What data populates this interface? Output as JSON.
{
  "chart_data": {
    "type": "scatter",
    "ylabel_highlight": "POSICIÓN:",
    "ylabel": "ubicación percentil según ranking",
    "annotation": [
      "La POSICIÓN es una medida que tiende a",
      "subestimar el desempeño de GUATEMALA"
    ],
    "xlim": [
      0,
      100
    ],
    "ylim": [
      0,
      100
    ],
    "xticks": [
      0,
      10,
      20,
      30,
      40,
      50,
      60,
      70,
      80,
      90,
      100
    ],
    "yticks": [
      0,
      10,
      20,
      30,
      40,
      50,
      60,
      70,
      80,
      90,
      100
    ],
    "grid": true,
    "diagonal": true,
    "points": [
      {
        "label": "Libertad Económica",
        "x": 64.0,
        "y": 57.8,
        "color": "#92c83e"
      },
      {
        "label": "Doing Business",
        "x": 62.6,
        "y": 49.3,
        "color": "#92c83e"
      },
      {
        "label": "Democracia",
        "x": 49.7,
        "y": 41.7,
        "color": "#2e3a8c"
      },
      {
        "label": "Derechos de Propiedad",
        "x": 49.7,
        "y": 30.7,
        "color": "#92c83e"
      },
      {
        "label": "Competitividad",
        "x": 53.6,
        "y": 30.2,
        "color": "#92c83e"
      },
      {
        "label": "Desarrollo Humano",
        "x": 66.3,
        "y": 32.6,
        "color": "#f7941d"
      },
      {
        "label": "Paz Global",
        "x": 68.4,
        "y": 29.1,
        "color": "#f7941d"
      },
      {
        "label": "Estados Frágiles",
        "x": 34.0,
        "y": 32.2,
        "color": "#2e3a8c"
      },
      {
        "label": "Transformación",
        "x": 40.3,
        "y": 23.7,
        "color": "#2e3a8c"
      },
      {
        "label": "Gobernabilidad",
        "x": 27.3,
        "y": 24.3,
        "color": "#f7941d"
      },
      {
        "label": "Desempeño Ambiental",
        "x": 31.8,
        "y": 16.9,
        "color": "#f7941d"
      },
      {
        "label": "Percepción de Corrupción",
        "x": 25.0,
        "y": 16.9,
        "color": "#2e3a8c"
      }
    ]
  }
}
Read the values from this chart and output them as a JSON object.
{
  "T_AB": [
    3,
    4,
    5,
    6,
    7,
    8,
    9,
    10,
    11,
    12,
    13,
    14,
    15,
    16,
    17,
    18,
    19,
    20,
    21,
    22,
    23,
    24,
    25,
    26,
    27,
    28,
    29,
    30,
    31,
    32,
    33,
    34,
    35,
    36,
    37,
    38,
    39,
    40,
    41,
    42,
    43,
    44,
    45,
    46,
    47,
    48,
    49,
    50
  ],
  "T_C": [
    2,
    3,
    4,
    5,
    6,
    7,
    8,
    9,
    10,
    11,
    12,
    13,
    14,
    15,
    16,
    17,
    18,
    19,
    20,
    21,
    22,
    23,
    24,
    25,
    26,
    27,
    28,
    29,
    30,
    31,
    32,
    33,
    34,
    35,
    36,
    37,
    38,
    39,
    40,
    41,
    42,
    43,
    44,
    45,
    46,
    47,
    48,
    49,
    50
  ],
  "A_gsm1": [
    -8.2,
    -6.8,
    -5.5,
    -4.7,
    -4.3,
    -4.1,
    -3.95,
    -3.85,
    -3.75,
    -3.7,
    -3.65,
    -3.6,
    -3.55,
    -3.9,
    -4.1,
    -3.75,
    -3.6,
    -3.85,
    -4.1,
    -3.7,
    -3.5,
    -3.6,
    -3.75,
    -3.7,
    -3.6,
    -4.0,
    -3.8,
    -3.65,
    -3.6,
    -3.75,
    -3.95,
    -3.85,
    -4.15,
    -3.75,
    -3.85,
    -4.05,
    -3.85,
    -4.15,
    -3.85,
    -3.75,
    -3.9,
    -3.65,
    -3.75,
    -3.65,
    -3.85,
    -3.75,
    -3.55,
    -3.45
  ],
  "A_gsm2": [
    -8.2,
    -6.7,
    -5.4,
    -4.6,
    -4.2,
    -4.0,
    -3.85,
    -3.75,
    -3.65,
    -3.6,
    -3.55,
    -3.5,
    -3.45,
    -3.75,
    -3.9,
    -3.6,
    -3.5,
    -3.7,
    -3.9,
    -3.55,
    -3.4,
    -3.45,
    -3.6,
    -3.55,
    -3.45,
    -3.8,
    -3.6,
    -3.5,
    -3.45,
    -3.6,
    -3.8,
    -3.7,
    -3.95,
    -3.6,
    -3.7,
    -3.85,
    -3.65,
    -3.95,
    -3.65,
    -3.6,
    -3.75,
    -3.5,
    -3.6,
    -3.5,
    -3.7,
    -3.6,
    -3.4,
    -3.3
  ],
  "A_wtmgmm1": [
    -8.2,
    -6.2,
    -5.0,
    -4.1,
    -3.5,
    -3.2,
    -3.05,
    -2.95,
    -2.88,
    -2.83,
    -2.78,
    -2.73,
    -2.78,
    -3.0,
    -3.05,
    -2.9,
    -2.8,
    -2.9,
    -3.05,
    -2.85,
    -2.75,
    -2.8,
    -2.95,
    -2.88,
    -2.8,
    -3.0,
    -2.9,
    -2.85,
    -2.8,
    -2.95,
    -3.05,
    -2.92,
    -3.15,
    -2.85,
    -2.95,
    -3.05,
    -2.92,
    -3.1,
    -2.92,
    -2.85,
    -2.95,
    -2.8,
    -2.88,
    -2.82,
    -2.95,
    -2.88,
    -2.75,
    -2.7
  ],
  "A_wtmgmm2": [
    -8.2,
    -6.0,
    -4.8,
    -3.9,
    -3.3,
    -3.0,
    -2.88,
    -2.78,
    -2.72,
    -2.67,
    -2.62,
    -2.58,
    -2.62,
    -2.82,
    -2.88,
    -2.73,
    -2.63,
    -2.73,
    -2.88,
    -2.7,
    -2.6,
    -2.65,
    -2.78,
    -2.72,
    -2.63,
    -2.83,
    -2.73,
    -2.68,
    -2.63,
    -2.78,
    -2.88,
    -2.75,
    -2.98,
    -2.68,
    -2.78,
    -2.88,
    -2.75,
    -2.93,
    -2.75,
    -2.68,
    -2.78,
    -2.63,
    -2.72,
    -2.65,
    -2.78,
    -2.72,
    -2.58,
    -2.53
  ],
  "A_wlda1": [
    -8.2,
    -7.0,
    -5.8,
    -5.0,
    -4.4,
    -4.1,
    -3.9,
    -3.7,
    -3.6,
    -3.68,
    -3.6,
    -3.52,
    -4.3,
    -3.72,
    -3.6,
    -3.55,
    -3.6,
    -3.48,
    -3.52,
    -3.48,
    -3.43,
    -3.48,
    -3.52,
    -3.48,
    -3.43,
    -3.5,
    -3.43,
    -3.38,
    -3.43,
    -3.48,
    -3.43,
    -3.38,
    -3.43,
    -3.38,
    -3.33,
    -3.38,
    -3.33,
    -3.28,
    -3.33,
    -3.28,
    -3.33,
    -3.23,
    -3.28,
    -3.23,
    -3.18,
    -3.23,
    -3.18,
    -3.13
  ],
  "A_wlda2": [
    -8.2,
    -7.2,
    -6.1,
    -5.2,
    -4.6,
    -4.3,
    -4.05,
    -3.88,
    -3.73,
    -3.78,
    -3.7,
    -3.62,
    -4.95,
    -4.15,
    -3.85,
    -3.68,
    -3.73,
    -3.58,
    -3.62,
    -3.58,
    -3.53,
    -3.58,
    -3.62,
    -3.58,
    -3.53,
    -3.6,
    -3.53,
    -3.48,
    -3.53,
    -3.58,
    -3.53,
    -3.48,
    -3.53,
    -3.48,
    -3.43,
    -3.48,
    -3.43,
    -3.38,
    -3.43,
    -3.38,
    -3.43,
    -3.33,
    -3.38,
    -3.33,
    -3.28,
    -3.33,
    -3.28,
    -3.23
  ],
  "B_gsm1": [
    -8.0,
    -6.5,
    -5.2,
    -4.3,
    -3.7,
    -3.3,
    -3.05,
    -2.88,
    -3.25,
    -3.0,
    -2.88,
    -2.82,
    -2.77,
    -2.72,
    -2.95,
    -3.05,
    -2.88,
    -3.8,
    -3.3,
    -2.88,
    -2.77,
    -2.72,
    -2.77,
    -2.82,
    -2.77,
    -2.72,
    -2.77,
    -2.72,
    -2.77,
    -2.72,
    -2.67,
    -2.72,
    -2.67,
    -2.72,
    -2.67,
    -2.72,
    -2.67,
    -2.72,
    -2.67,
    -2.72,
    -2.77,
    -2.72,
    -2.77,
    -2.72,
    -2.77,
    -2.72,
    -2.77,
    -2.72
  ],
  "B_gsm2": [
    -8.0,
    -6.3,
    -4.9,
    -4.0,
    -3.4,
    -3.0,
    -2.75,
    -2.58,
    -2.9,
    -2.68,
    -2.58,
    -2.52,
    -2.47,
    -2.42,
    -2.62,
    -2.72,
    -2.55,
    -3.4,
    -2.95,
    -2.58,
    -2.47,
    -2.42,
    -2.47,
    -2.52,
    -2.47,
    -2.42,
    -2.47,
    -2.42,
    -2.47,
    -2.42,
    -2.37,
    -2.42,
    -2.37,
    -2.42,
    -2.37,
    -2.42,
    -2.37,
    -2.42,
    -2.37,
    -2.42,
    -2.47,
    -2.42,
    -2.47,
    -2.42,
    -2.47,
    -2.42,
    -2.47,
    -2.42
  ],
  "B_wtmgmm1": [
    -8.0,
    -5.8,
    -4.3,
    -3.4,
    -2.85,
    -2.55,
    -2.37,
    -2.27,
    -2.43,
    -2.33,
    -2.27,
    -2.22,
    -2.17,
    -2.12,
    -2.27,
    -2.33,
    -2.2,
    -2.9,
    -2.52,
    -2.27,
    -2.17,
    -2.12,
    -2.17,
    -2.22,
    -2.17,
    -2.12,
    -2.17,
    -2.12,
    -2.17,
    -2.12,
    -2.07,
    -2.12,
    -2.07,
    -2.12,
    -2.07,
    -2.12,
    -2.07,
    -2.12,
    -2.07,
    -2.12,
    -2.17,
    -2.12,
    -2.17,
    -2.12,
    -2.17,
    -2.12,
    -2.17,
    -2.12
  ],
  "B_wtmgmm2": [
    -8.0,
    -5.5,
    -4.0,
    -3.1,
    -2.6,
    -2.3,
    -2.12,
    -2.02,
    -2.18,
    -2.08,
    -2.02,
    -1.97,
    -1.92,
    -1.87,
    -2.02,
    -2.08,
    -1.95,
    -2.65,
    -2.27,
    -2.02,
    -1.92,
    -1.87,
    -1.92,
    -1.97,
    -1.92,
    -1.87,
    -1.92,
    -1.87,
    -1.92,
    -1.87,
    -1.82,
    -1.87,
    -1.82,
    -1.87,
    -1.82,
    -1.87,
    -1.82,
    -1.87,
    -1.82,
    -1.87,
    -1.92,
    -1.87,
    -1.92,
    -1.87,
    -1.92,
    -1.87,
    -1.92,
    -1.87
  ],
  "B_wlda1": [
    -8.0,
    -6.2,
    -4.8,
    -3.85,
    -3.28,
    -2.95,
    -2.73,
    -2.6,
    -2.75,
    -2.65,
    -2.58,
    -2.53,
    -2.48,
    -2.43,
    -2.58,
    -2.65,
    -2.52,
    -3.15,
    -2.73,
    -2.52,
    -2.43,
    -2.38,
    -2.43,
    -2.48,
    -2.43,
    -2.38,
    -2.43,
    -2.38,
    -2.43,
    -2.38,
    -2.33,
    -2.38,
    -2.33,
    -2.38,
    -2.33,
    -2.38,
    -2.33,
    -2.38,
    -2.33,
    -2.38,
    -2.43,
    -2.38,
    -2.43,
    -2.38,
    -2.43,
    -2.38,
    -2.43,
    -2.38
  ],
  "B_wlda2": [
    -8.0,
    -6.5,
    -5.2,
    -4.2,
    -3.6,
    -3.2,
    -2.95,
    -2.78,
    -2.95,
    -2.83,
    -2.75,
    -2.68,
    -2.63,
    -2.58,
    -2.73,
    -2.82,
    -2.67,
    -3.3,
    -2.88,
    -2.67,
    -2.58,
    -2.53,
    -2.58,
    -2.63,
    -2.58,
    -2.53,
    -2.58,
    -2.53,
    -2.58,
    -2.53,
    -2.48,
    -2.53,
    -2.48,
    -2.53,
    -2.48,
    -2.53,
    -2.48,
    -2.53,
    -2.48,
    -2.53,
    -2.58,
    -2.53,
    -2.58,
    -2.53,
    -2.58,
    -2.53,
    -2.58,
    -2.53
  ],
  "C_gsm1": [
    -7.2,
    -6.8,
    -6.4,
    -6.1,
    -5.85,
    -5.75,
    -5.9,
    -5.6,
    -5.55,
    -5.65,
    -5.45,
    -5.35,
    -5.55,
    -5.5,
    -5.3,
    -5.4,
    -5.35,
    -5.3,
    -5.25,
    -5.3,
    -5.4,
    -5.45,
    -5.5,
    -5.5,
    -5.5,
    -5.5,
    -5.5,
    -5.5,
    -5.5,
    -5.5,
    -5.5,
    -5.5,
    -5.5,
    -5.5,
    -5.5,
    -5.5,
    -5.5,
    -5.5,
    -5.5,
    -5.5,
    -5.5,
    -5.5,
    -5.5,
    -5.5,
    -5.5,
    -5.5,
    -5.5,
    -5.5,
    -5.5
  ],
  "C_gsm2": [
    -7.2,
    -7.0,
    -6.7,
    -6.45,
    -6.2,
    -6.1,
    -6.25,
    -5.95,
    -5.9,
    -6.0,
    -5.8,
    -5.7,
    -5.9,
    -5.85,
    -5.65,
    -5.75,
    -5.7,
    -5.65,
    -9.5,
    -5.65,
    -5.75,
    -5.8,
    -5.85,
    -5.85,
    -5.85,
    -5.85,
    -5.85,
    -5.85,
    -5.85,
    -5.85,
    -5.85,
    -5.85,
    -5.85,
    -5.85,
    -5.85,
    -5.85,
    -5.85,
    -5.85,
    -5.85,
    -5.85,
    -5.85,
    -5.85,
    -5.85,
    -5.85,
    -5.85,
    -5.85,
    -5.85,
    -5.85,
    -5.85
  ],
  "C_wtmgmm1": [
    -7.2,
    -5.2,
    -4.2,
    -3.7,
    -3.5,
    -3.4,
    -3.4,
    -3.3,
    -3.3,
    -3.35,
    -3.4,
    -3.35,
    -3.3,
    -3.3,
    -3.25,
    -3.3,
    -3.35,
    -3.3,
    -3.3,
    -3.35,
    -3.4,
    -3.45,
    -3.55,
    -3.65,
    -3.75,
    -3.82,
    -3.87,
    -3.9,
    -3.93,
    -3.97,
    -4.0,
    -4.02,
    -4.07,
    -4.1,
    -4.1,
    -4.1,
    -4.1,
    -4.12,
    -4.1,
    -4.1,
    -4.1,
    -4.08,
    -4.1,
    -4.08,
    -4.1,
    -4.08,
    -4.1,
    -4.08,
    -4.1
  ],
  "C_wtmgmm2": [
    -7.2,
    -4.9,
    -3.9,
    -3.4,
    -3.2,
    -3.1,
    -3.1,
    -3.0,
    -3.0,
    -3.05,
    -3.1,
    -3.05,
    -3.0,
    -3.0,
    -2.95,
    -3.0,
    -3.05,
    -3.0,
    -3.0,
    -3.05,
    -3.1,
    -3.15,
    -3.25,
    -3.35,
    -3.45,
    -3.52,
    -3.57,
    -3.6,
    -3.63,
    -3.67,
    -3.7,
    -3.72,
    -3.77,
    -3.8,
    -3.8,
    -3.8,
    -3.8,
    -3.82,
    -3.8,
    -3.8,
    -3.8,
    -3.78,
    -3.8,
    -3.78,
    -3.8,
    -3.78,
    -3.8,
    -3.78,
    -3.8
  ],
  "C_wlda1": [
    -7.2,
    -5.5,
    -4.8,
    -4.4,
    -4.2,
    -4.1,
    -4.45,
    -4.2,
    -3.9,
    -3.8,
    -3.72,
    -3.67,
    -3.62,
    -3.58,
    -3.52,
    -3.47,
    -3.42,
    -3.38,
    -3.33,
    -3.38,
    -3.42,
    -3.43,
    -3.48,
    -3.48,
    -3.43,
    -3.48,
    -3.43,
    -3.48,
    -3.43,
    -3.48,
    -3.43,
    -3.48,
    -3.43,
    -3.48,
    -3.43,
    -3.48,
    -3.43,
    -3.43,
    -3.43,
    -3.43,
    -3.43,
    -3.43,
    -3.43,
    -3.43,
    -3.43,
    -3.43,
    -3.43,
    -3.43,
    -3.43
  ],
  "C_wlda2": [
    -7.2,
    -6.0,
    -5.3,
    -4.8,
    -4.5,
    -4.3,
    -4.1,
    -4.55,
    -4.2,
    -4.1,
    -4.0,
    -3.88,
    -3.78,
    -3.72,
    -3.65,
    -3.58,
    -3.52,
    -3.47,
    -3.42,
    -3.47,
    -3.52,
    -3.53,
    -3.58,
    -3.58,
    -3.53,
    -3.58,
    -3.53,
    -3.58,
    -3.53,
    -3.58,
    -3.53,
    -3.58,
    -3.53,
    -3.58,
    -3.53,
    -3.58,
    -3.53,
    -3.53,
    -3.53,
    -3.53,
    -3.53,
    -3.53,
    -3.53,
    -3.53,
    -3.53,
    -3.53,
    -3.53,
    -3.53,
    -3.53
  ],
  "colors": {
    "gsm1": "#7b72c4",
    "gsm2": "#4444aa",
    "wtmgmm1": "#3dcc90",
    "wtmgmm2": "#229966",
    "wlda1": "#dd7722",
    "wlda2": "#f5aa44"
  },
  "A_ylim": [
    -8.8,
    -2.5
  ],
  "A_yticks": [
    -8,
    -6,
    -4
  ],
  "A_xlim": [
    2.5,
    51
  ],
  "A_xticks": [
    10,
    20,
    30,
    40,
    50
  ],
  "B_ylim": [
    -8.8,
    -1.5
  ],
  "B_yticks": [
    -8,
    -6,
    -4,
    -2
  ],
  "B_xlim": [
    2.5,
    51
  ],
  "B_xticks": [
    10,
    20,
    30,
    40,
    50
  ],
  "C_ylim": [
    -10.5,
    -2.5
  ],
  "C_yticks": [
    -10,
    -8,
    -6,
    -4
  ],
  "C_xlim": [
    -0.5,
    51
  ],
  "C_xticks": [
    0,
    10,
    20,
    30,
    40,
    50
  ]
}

CHALLENGE: Take each line of the material that contains the word "POSICIÓN" and list it.

RESPONSE TO THIS TASK:
    "ylabel_highlight": "POSICIÓN:",
      "La POSICIÓN es una medida que tiende a",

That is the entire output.